Task description =
Filter the records below and copy every line containing the word "山西省农业科学院果树研究所".

Excerpt from a dataset:
★ ★ ★ ★ ★ ★ ★

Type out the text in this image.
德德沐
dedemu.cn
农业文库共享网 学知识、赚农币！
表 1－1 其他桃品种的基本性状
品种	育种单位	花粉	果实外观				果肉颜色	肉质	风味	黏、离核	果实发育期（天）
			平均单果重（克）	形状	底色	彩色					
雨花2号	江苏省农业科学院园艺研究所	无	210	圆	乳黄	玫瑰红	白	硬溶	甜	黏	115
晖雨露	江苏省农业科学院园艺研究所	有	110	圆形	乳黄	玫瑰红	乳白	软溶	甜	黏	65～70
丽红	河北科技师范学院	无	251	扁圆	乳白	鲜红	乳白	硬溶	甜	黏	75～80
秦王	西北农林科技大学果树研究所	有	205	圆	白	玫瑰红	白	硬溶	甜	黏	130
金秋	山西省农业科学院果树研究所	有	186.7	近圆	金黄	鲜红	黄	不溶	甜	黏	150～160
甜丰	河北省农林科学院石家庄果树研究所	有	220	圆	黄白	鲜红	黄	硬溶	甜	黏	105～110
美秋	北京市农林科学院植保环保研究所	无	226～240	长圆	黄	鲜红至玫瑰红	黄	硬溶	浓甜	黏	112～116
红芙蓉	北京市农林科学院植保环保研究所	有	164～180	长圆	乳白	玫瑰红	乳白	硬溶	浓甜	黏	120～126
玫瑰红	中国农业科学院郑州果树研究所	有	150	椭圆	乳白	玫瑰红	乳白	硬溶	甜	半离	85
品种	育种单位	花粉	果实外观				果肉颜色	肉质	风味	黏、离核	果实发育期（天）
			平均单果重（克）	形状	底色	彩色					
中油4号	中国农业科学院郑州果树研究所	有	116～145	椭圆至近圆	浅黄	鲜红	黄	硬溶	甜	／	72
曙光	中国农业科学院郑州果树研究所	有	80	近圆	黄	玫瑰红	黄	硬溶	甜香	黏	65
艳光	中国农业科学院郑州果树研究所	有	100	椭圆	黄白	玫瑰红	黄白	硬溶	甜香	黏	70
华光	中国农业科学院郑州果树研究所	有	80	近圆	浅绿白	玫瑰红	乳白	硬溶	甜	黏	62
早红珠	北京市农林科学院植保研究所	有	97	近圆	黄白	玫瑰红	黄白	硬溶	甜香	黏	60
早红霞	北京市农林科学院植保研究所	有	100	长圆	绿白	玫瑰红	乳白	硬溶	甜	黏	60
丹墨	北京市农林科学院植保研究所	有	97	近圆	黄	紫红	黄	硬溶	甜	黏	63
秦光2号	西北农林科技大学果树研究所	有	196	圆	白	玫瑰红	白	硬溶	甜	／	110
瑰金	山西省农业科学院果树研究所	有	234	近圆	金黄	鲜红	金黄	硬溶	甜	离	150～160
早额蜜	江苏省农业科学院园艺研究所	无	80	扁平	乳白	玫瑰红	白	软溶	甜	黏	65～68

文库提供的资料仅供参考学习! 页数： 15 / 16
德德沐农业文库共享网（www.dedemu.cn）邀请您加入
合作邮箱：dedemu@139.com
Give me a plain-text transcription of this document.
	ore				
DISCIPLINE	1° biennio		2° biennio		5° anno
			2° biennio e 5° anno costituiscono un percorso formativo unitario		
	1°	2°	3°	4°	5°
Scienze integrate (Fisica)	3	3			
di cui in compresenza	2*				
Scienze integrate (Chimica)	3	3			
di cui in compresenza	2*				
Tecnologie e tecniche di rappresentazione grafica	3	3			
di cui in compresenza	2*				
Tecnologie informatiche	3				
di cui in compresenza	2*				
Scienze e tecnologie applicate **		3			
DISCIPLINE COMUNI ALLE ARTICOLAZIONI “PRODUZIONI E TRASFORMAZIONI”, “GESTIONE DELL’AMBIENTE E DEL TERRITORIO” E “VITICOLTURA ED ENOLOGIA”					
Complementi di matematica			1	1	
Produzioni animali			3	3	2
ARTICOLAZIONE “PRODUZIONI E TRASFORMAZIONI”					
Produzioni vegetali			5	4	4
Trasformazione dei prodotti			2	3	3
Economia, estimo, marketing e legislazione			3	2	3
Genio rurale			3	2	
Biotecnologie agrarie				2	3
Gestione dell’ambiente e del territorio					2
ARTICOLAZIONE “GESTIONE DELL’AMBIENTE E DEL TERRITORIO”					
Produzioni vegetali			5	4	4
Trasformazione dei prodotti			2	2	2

★ ★ ★ ★ ★ ★ ★

Solution for this exercise =
金秋	山西省农业科学院果树研究所	有	186.7	近圆	金黄	鲜红	黄	不溶	甜	黏	150～160
瑰金	山西省农业科学院果树研究所	有	234	近圆	金黄	鲜红	金黄	硬溶	甜	离	150～160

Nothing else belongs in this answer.